TASK PROMPT
Show all lines from the data that include the word "Before".

DATASET EXCERPTS
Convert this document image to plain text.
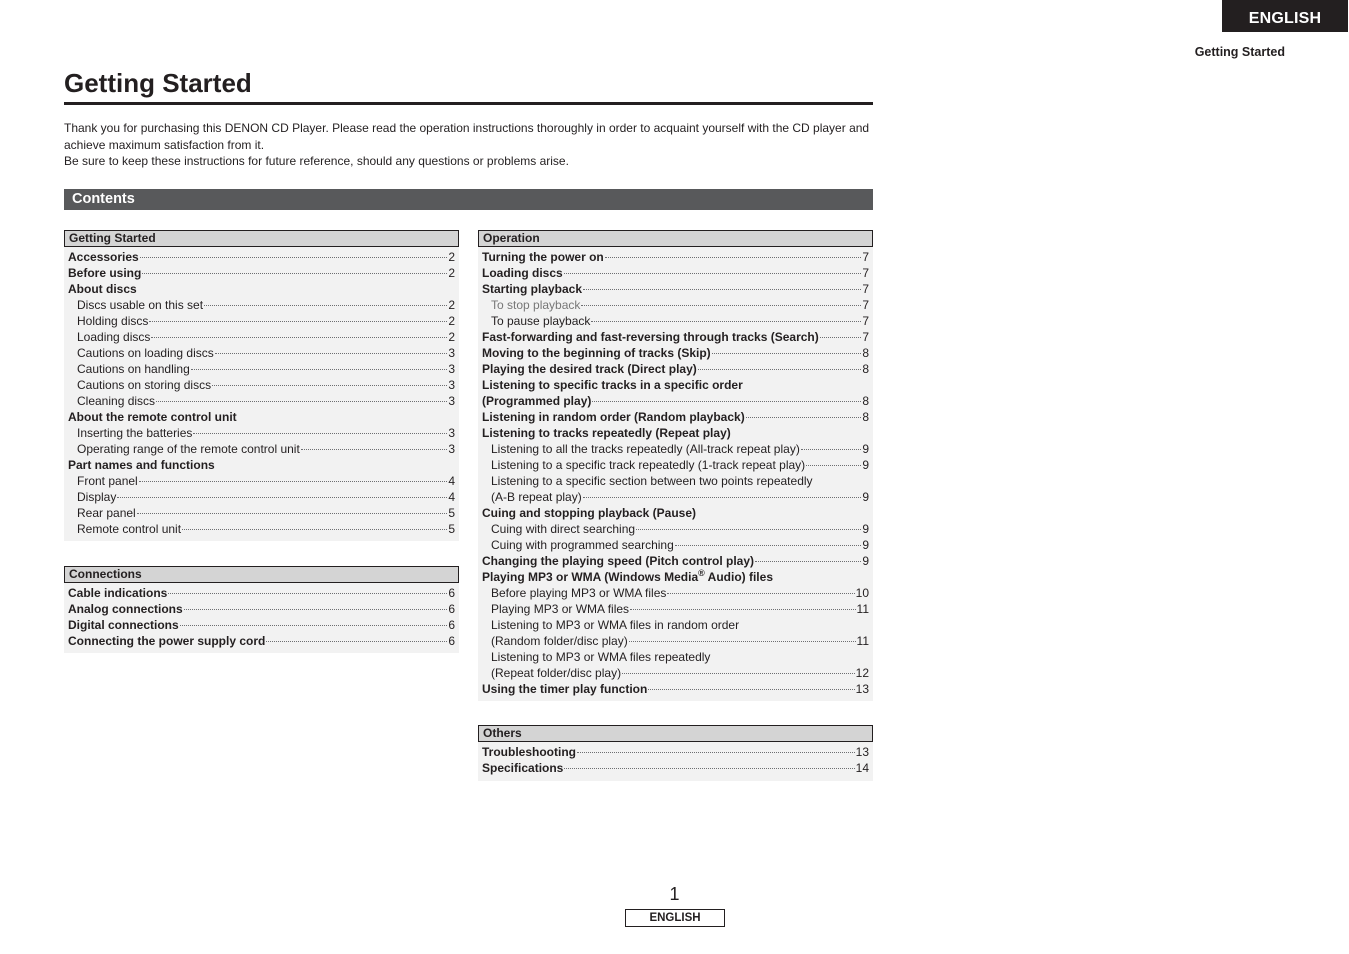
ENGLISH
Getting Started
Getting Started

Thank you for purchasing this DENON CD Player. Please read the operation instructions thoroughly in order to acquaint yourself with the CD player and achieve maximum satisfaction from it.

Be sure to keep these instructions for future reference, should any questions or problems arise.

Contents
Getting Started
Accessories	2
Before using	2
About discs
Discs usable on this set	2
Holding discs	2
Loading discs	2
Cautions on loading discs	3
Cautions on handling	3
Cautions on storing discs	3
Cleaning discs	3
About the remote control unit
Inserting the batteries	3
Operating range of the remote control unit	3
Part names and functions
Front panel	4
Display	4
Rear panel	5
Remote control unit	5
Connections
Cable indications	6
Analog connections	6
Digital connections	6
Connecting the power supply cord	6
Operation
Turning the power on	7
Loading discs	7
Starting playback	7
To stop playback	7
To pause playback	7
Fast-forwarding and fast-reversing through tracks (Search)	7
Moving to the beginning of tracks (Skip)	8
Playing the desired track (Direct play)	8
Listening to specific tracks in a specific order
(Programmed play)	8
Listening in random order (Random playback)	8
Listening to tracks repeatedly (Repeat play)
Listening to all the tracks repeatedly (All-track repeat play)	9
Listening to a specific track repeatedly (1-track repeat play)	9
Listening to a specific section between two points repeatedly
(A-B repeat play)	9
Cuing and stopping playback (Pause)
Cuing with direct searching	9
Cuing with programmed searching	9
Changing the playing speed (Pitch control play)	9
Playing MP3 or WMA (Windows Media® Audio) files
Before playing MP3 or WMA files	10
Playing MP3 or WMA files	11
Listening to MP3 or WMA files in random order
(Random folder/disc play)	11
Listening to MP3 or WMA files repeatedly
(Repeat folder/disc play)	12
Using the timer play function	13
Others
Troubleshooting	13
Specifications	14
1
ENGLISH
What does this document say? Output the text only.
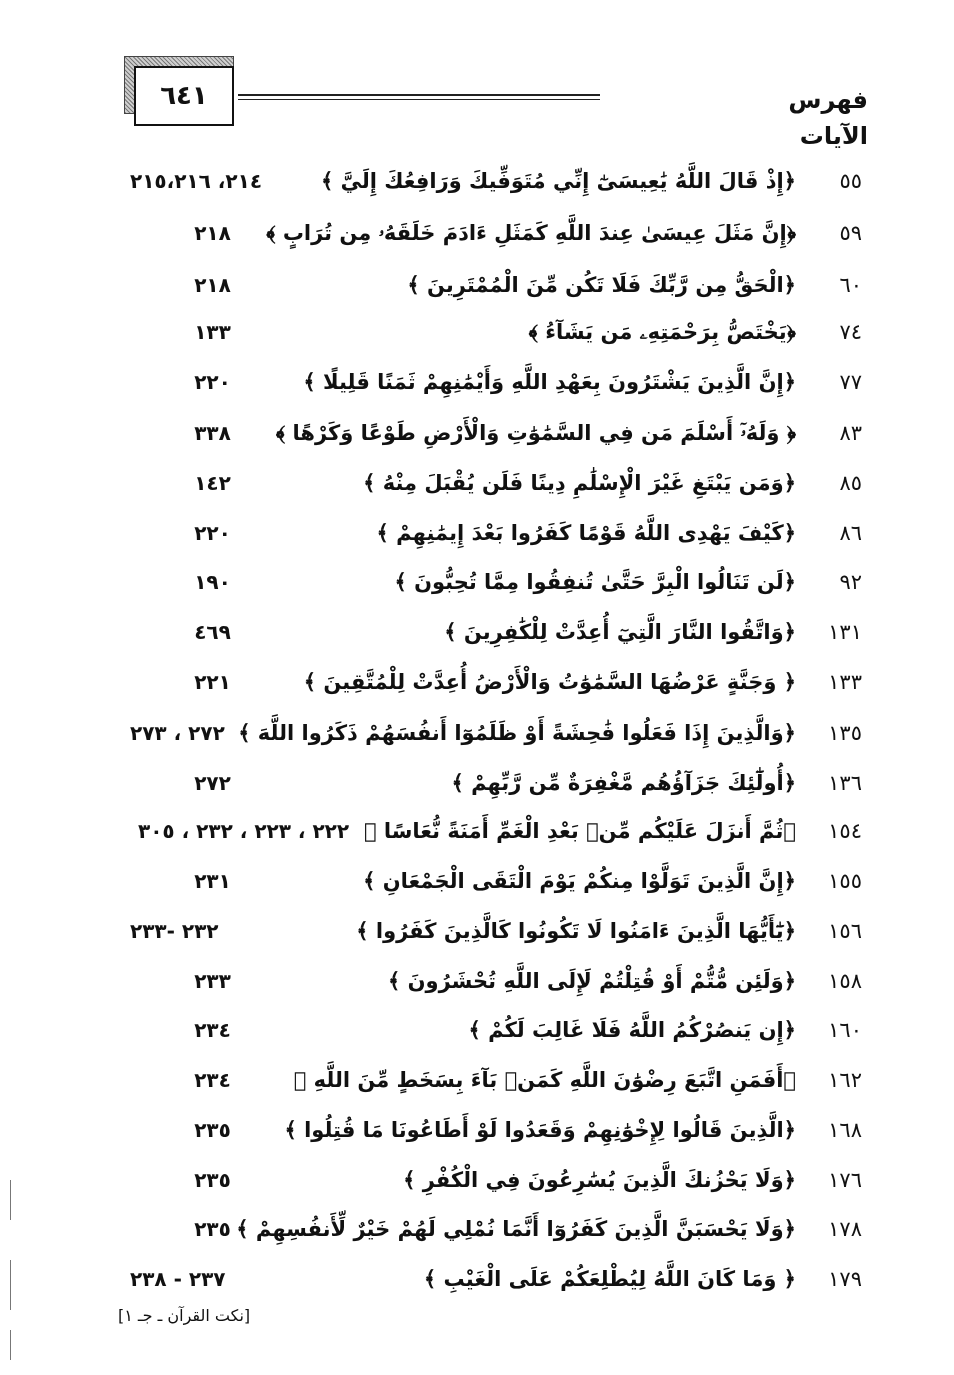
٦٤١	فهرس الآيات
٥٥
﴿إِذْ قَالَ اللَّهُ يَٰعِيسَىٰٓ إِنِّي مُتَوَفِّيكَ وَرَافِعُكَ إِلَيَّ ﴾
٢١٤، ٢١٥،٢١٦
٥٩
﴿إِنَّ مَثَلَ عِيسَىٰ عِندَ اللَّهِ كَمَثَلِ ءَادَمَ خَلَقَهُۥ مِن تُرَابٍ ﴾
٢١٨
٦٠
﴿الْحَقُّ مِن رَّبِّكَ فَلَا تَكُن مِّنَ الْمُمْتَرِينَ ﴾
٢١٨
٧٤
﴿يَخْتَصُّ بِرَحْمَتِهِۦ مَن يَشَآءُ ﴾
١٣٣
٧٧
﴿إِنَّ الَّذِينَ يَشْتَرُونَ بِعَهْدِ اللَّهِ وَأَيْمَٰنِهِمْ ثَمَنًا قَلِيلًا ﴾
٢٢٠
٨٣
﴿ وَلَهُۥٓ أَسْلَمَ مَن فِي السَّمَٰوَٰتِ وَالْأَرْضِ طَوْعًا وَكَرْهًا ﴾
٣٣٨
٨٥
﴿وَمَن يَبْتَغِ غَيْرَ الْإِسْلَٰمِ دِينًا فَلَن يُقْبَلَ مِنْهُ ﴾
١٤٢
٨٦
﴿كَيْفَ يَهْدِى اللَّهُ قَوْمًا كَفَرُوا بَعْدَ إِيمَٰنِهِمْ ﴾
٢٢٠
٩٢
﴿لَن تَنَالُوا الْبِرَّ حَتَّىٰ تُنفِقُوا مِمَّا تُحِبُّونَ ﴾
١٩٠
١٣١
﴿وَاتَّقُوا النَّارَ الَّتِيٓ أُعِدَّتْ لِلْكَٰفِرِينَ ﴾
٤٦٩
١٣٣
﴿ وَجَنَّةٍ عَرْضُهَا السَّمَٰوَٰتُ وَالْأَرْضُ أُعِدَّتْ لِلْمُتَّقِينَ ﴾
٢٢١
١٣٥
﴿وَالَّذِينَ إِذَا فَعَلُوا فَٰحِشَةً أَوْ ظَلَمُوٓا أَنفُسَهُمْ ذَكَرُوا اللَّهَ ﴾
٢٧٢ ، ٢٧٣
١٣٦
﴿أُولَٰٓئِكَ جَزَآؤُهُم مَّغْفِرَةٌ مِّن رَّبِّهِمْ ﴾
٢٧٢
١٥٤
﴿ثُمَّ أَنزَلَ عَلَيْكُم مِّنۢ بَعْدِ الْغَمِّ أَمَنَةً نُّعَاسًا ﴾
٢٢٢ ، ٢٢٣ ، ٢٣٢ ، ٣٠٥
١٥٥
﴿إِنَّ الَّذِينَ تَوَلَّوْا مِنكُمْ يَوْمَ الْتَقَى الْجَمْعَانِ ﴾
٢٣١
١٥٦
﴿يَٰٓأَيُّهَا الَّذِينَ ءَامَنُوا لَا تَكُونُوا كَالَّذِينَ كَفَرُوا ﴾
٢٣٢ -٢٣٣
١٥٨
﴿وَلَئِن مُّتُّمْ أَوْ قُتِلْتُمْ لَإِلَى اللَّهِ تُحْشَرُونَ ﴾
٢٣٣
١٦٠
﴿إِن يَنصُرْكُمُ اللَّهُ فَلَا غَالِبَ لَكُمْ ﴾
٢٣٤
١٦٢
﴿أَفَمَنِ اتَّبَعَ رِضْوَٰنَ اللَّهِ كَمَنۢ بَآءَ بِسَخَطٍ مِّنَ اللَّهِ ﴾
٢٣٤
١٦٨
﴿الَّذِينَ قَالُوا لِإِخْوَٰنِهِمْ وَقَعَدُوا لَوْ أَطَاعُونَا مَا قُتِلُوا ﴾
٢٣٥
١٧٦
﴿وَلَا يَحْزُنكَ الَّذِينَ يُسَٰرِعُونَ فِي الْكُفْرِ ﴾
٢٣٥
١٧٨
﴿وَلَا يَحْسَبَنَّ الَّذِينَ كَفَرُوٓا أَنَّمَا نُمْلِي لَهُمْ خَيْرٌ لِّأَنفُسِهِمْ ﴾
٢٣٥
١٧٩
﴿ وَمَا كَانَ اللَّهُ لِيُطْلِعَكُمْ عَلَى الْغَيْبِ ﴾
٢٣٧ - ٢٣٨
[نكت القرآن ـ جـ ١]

TASK ANSWER
Before using	2
Before playing MP3 or WMA files	10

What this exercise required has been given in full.